# Problem statement:
Report every line in the listing that contains the string "الأكبر".
--- START OF Information given ---
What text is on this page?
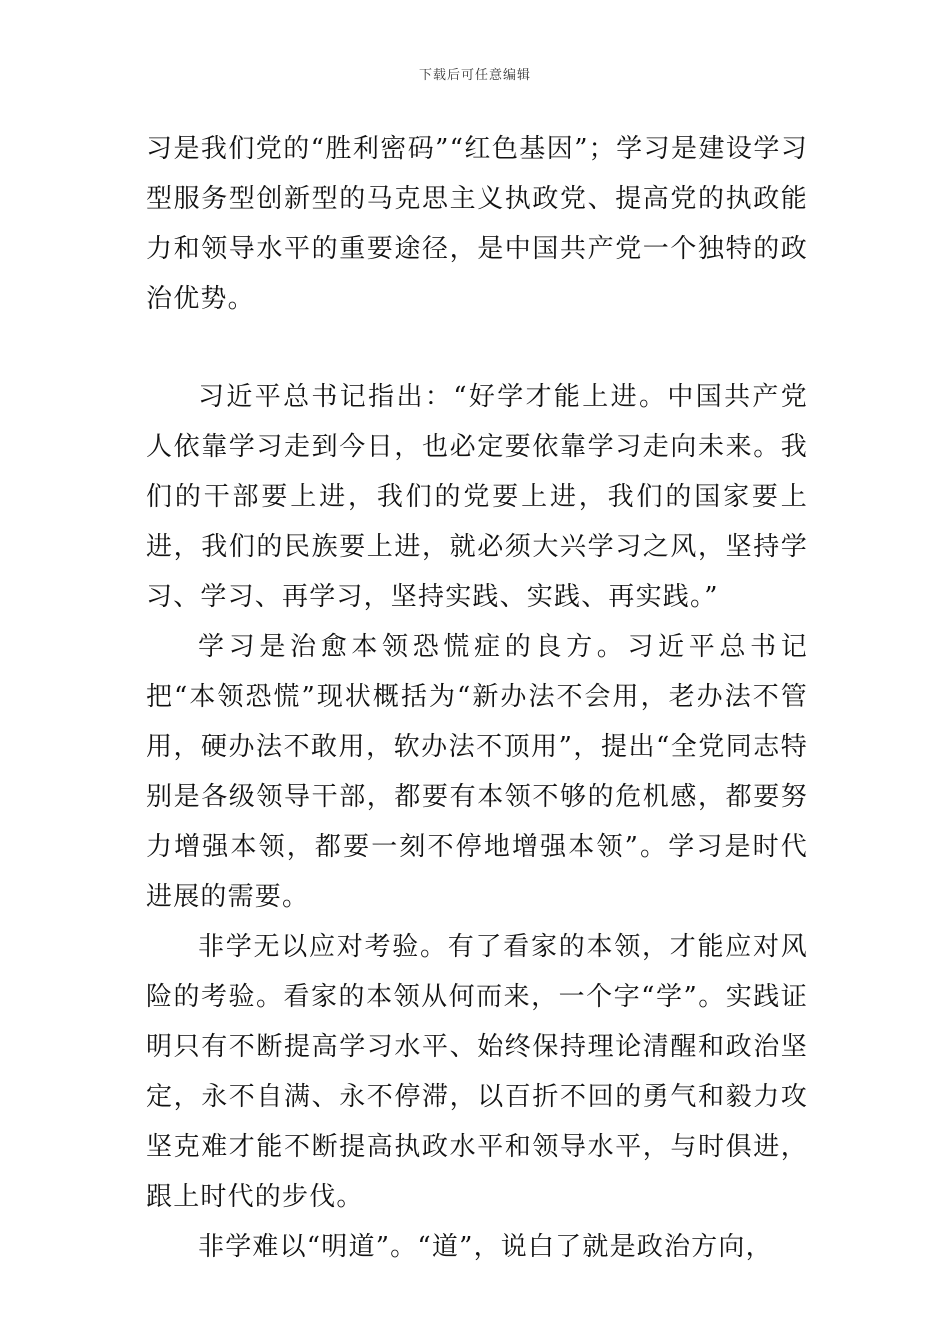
下载后可任意编辑

习是我们党的“胜利密码”“红色基因”；学习是建设学习型服务型创新型的马克思主义执政党、提高党的执政能力和领导水平的重要途径，是中国共产党一个独特的政治优势。

习近平总书记指出：“好学才能上进。中国共产党人依靠学习走到今日，也必定要依靠学习走向未来。我们的干部要上进，我们的党要上进，我们的国家要上进，我们的民族要上进，就必须大兴学习之风，坚持学习、学习、再学习，坚持实践、实践、再实践。”

学习是治愈本领恐慌症的良方。习近平总书记把“本领恐慌”现状概括为“新办法不会用，老办法不管用，硬办法不敢用，软办法不顶用”，提出“全党同志特别是各级领导干部，都要有本领不够的危机感，都要努力增强本领，都要一刻不停地增强本领”。学习是时代进展的需要。

非学无以应对考验。有了看家的本领，才能应对风险的考验。看家的本领从何而来，一个字“学”。实践证明只有不断提高学习水平、始终保持理论清醒和政治坚定，永不自满、永不停滞，以百折不回的勇气和毅力攻坚克难才能不断提高执政水平和领导水平，与时俱进，跟上时代的步伐。

非学难以“明道”。“道”，说白了就是政治方向，
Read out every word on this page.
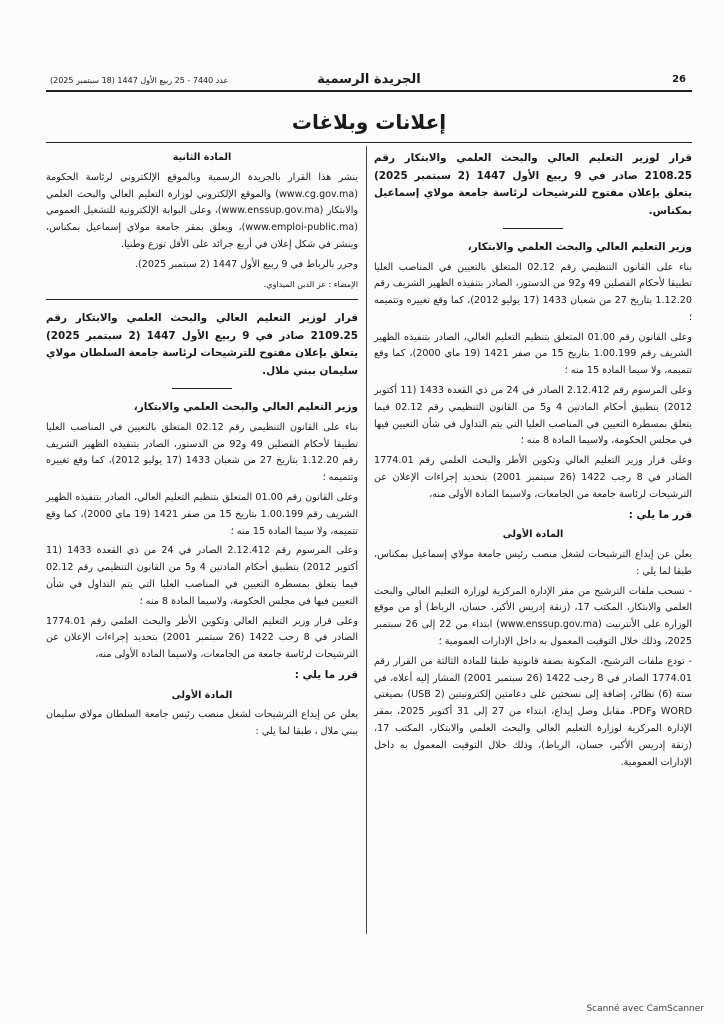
26
الجريدة الرسمية
عدد 7440 - 25 ربيع الأول 1447 (18 سبتمبر 2025)
إعلانات وبلاغات

قرار لوزير التعليم العالي والبحث العلمي والابتكار رقم 2108.25 صادر في 9 ربيع الأول 1447 (2 سبتمبر 2025) يتعلق بإعلان مفتوح للترشيحات لرئاسة جامعة مولاي إسماعيل بمكناس.

وزير التعليم العالي والبحث العلمي والابتكار،

بناء على القانون التنظيمي رقم 02.12 المتعلق بالتعيين في المناصب العليا تطبيقا لأحكام الفصلين 49 و92 من الدستور، الصادر بتنفيذه الظهير الشريف رقم 1.12.20 بتاريخ 27 من شعبان 1433 (17 يوليو 2012)، كما وقع تغييره وتتميمه ؛

وعلى القانون رقم 01.00 المتعلق بتنظيم التعليم العالي، الصادر بتنفيذه الظهير الشريف رقم 1.00.199 بتاريخ 15 من صفر 1421 (19 ماي 2000)، كما وقع تتميمه، ولا سيما المادة 15 منه ؛

وعلى المرسوم رقم 2.12.412 الصادر في 24 من ذي القعدة 1433 (11 أكتوبر 2012) بتطبيق أحكام المادتين 4 و5 من القانون التنظيمي رقم 02.12 فيما يتعلق بمسطرة التعيين في المناصب العليا التي يتم التداول في شأن التعيين فيها في مجلس الحكومة، ولاسيما المادة 8 منه ؛

وعلى قرار وزير التعليم العالي وتكوين الأطر والبحث العلمي رقم 1774.01 الصادر في 8 رجب 1422 (26 سبتمبر 2001) بتحديد إجراءات الإعلان عن الترشيحات لرئاسة جامعة من الجامعات، ولاسيما المادة الأولى منه،

قرر ما يلي :

المادة الأولى

يعلن عن إيداع الترشيحات لشغل منصب رئيس جامعة مولاي إسماعيل بمكناس، طبقا لما يلي :

- تسحب ملفات الترشيح من مقر الإدارة المركزية لوزارة التعليم العالي والبحث العلمي والابتكار، المكتب 17، (زنقة إدريس الأكبر، حسان، الرباط) أو من موقع الوزارة على الأنترنيت (www.enssup.gov.ma) ابتداء من 22 إلى 26 سبتمبر 2025، وذلك خلال التوقيت المعمول به داخل الإدارات العمومية ؛

- تودع ملفات الترشيح، المكونة بصفة قانونية طبقا للمادة الثالثة من القرار رقم 1774.01 الصادر في 8 رجب 1422 (26 سبتمبر 2001) المشار إليه أعلاه، في ستة (6) نظائر، إضافة إلى نسختين على دعامتين إلكترونيتين (2 USB) بصيغتي WORD وPDF، مقابل وصل إيداع، ابتداء من 27 إلى 31 أكتوبر 2025، بمقر الإدارة المركزية لوزارة التعليم العالي والبحث العلمي والابتكار، المكتب 17، (زنقة إدريس الأكبر، حسان، الرباط)، وذلك خلال التوقيت المعمول به داخل الإدارات العمومية.

المادة الثانية

ينشر هذا القرار بالجريدة الرسمية وبالموقع الإلكتروني لرئاسة الحكومة (www.cg.gov.ma) والموقع الإلكتروني لوزارة التعليم العالي والبحث العلمي والابتكار (www.enssup.gov.ma)، وعلى البوابة الإلكترونية للتشغيل العمومي (www.emploi-public.ma)، ويعلق بمقر جامعة مولاي إسماعيل بمكناس، وينشر في شكل إعلان في أربع جرائد على الأقل توزع وطنيا.

وحرر بالرباط في 9 ربيع الأول 1447 (2 سبتمبر 2025).

الإمضاء : عز الدين الميداوي.

قرار لوزير التعليم العالي والبحث العلمي والابتكار رقم 2109.25 صادر في 9 ربيع الأول 1447 (2 سبتمبر 2025) يتعلق بإعلان مفتوح للترشيحات لرئاسة جامعة السلطان مولاي سليمان ببني ملال.

وزير التعليم العالي والبحث العلمي والابتكار،

بناء على القانون التنظيمي رقم 02.12 المتعلق بالتعيين في المناصب العليا تطبيقا لأحكام الفصلين 49 و92 من الدستور، الصادر بتنفيذه الظهير الشريف رقم 1.12.20 بتاريخ 27 من شعبان 1433 (17 يوليو 2012)، كما وقع تغييره وتتميمه ؛

وعلى القانون رقم 01.00 المتعلق بتنظيم التعليم العالي، الصادر بتنفيذه الظهير الشريف رقم 1.00.199 بتاريخ 15 من صفر 1421 (19 ماي 2000)، كما وقع تتميمه، ولا سيما المادة 15 منه ؛

وعلى المرسوم رقم 2.12.412 الصادر في 24 من ذي القعدة 1433 (11 أكتوبر 2012) بتطبيق أحكام المادتين 4 و5 من القانون التنظيمي رقم 02.12 فيما يتعلق بمسطرة التعيين في المناصب العليا التي يتم التداول في شأن التعيين فيها في مجلس الحكومة، ولاسيما المادة 8 منه ؛

وعلى قرار وزير التعليم العالي وتكوين الأطر والبحث العلمي رقم 1774.01 الصادر في 8 رجب 1422 (26 سبتمبر 2001) بتحديد إجراءات الإعلان عن الترشيحات لرئاسة جامعة من الجامعات، ولاسيما المادة الأولى منه،

قرر ما يلي :

المادة الأولى

يعلن عن إيداع الترشيحات لشغل منصب رئيس جامعة السلطان مولاي سليمان ببني ملال ، طبقا لما يلي :

Scanné avec CamScanner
--- END OF Information given ---
# Result for this exercise:
- تسحب ملفات الترشيح من مقر الإدارة المركزية لوزارة التعليم العالي والبحث العلمي والابتكار، المكتب 17، (زنقة إدريس الأكبر، حسان، الرباط) أو من موقع الوزارة على الأنترنيت (www.enssup.gov.ma) ابتداء من 22 إلى 26 سبتمبر 2025، وذلك خلال التوقيت المعمول به داخل الإدارات العمومية ؛
- تودع ملفات الترشيح، المكونة بصفة قانونية طبقا للمادة الثالثة من القرار رقم 1774.01 الصادر في 8 رجب 1422 (26 سبتمبر 2001) المشار إليه أعلاه، في ستة (6) نظائر، إضافة إلى نسختين على دعامتين إلكترونيتين (2 USB) بصيغتي WORD وPDF، مقابل وصل إيداع، ابتداء من 27 إلى 31 أكتوبر 2025، بمقر الإدارة المركزية لوزارة التعليم العالي والبحث العلمي والابتكار، المكتب 17، (زنقة إدريس الأكبر، حسان، الرباط)، وذلك خلال التوقيت المعمول به داخل الإدارات العمومية.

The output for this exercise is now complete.